- [PROBLEM STATEMENT]
Report every line below that holds the word "heading".

- [DATA EXTRACT]
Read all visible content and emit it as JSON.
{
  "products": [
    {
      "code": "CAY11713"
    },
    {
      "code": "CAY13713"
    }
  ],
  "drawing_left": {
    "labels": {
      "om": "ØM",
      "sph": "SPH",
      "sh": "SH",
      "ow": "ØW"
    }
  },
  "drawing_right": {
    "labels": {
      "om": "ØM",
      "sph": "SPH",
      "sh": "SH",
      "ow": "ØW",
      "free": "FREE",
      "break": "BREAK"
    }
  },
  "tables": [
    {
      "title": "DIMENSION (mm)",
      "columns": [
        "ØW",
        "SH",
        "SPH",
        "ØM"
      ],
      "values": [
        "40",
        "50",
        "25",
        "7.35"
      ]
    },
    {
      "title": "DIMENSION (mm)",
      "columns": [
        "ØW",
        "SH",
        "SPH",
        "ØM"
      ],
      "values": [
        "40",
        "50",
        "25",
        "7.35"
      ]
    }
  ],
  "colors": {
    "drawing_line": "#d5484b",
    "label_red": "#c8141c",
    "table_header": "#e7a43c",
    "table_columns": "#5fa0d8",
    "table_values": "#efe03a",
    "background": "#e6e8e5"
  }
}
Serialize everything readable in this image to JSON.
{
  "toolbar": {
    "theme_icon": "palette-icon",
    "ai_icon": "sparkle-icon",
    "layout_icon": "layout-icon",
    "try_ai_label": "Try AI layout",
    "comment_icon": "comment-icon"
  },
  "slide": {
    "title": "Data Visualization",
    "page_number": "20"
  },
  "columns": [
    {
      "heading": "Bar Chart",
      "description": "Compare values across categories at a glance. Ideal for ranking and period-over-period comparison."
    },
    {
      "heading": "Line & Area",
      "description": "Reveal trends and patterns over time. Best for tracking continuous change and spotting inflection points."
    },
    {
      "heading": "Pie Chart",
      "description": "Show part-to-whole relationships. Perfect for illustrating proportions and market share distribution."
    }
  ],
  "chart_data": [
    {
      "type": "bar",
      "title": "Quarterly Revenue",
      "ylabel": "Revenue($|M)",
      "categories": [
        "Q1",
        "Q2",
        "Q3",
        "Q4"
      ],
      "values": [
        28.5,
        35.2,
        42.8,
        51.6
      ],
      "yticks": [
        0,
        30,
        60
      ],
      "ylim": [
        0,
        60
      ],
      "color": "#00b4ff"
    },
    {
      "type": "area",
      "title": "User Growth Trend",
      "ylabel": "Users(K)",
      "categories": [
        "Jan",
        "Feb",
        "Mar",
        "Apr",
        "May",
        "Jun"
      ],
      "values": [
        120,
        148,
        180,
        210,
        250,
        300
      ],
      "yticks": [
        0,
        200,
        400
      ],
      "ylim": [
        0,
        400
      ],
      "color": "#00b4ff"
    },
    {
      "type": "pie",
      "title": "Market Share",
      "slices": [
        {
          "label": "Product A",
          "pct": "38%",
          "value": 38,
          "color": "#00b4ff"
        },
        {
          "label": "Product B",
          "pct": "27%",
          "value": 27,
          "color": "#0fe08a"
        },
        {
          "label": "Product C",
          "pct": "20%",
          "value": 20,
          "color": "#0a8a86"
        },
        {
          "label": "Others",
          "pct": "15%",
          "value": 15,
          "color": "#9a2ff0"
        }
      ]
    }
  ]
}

- [WORKED ANSWER]
      "heading": "Bar Chart",
      "heading": "Line & Area",
      "heading": "Pie Chart",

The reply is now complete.